_JOB_: All lines in the data bearing the string "image" should be identified and copied.

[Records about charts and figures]
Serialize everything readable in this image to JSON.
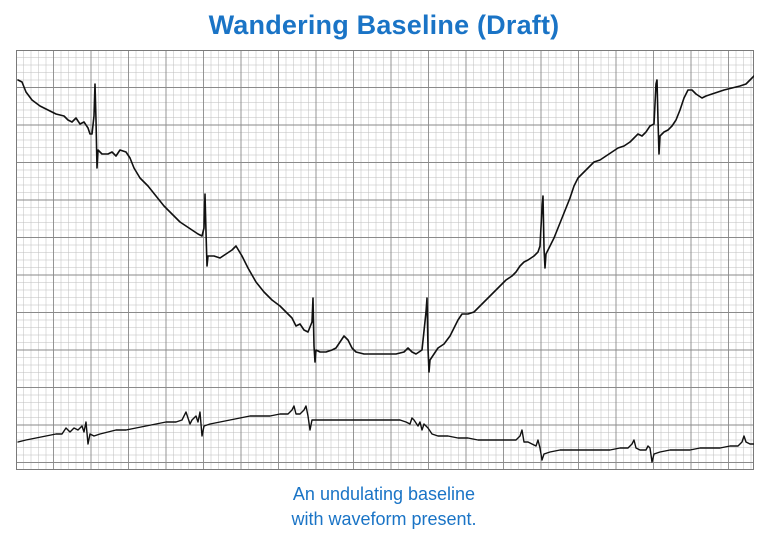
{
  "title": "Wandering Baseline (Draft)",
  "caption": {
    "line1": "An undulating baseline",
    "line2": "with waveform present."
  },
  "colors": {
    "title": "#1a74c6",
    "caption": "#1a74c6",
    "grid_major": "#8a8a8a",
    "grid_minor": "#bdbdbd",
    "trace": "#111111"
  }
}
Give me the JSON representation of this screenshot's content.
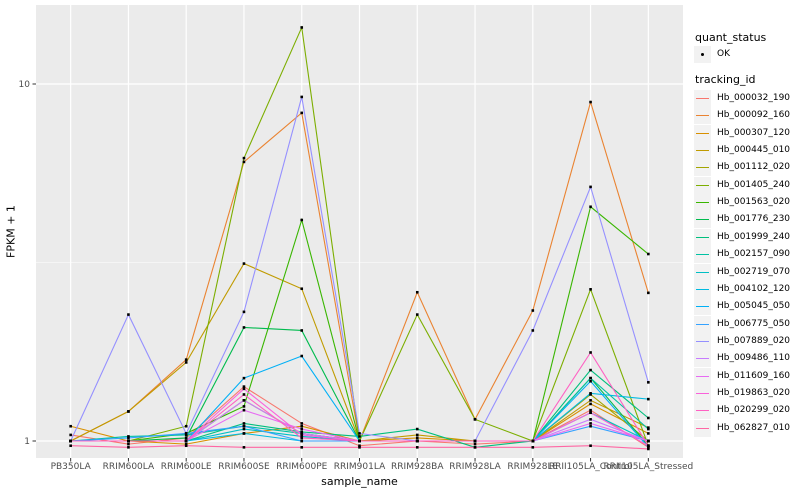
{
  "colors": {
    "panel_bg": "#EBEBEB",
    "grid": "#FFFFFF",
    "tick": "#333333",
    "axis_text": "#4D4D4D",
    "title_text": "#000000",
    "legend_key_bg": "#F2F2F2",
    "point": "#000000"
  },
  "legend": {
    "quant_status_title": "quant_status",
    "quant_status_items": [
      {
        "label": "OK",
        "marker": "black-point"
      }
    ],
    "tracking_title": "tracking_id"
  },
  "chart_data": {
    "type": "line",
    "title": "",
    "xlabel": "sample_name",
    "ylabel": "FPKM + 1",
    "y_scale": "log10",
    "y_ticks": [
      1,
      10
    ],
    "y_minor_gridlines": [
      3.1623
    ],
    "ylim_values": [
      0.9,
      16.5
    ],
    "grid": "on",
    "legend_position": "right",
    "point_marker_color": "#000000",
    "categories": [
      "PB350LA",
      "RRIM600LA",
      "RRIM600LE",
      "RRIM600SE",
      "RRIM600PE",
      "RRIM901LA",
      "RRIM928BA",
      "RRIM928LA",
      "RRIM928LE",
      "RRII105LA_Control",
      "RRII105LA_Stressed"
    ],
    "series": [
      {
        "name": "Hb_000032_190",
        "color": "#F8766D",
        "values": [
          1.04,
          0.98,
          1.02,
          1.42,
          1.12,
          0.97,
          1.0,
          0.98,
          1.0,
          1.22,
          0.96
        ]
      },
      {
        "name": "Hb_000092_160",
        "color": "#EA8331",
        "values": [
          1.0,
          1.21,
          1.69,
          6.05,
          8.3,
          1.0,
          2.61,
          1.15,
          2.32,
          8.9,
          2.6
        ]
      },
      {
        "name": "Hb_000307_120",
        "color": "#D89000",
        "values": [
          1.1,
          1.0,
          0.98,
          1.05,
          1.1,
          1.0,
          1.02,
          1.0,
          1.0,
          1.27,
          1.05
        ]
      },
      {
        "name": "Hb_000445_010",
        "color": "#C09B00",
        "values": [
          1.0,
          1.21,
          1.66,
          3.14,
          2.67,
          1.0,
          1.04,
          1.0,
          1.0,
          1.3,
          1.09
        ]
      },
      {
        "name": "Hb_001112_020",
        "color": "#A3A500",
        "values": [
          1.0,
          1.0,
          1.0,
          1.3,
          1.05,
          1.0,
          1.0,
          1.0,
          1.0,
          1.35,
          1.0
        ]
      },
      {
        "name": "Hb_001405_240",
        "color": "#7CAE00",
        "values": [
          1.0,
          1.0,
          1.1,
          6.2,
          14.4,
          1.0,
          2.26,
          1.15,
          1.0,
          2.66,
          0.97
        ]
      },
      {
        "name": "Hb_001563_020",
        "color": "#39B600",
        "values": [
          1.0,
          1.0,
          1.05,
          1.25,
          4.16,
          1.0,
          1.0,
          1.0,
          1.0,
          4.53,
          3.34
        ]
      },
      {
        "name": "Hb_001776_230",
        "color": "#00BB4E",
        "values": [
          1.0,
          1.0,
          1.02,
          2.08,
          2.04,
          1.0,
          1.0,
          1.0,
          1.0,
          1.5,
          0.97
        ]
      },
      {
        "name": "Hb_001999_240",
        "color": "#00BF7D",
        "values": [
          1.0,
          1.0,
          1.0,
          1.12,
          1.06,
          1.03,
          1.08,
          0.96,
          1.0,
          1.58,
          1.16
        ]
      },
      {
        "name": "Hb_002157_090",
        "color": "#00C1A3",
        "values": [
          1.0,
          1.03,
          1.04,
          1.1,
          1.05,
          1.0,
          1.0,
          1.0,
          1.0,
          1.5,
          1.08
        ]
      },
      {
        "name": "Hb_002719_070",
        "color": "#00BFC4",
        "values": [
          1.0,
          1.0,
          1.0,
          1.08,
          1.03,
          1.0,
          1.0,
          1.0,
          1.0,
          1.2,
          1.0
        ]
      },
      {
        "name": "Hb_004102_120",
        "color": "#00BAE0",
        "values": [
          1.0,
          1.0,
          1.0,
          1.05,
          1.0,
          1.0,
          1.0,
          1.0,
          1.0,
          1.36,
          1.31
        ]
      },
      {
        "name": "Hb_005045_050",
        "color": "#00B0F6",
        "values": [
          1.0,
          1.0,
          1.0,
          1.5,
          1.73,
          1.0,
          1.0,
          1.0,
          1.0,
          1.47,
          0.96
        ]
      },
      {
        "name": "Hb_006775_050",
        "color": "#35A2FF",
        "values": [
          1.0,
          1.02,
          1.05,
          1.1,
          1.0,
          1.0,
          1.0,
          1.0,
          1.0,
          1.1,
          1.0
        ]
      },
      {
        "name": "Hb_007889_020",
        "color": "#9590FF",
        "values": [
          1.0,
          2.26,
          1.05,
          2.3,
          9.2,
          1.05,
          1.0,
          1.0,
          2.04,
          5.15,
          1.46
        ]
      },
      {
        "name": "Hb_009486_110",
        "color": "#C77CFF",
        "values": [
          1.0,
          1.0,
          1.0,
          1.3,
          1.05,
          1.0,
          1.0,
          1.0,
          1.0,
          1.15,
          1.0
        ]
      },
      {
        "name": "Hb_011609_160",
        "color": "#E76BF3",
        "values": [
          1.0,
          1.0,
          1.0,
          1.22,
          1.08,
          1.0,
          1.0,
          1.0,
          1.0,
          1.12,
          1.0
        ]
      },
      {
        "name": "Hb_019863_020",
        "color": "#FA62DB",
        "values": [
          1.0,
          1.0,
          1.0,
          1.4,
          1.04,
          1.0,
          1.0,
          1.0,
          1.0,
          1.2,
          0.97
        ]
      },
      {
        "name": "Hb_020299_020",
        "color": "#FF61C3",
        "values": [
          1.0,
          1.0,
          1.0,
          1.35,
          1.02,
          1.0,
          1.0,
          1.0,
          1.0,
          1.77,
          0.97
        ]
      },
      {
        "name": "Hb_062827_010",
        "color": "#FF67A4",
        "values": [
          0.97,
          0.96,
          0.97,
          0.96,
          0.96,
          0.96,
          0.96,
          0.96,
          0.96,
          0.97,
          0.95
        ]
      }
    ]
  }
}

---

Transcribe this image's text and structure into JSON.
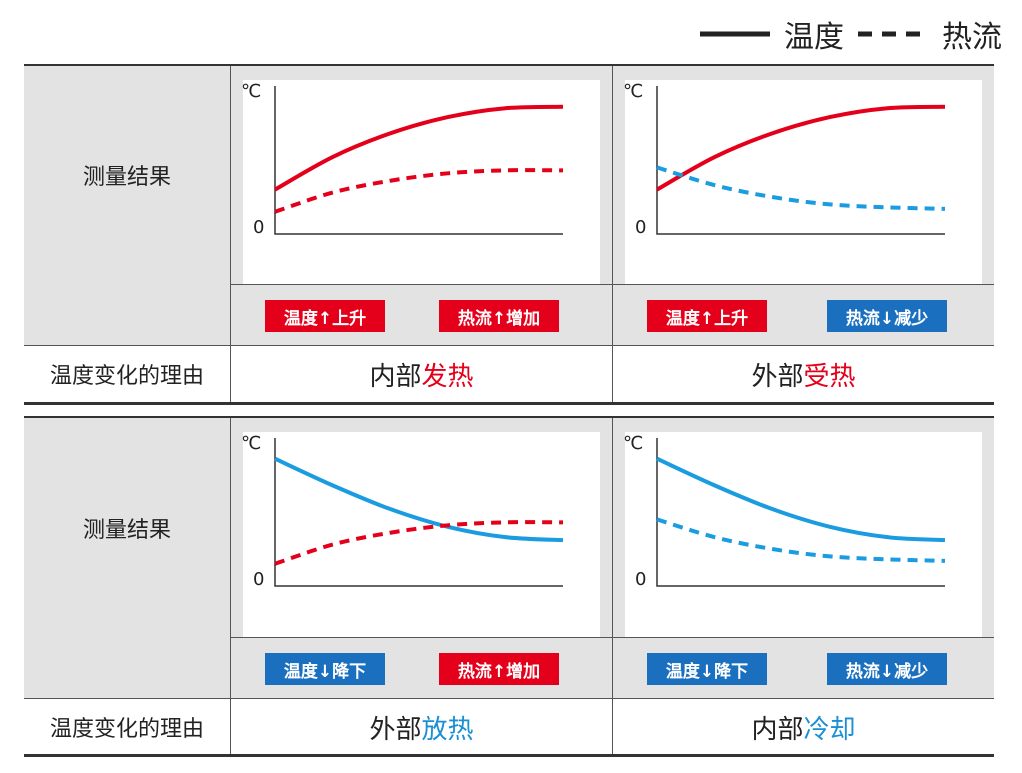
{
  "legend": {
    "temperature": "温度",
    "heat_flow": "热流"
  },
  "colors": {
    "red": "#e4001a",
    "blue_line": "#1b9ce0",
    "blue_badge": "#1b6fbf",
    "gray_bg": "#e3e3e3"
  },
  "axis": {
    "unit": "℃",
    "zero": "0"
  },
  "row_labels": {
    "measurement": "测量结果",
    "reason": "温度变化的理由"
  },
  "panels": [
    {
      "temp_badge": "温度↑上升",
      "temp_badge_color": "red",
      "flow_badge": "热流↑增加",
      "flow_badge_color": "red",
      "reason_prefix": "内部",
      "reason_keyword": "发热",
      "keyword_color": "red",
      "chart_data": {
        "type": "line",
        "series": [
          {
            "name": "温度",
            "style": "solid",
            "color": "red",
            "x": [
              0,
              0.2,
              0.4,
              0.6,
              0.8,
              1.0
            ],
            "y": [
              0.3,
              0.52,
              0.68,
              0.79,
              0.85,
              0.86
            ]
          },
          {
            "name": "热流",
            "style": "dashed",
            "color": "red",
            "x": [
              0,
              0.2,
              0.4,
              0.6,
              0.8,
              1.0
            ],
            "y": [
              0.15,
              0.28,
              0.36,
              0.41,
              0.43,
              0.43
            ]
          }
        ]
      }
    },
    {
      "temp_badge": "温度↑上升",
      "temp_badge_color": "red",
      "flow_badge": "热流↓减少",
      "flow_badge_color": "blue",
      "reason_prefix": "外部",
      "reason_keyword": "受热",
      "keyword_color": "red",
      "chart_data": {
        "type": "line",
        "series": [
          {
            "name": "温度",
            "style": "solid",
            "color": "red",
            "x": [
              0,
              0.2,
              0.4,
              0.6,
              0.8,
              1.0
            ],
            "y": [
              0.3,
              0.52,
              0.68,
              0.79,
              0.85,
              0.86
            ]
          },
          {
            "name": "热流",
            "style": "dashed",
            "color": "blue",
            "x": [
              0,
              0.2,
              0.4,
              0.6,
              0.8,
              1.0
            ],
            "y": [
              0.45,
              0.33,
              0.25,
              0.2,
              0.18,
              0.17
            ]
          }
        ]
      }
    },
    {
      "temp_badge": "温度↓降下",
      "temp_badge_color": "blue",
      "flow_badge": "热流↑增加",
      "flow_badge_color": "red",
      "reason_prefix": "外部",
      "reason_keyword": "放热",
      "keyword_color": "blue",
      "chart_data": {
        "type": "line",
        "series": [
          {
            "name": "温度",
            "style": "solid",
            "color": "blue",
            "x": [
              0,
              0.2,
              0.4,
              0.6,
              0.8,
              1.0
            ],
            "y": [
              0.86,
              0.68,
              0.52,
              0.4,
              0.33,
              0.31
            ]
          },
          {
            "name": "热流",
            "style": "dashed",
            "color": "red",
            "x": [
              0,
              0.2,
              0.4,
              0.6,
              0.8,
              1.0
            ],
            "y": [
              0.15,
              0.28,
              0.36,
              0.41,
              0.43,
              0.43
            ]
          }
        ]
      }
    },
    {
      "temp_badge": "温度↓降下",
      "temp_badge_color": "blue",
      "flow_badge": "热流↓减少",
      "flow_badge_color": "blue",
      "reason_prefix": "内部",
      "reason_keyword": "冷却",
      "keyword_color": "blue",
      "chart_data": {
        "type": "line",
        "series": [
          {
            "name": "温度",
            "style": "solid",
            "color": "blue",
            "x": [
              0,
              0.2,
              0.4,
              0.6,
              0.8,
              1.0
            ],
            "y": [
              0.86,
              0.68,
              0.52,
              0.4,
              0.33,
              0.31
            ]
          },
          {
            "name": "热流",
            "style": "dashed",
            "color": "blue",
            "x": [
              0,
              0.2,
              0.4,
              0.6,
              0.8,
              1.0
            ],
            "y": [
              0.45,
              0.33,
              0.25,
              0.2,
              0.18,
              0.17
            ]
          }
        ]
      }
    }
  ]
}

_SOLVED EXERCISE_:
Serialize everything readable in this image to JSON.
Transcribe this image's text and structure into JSON.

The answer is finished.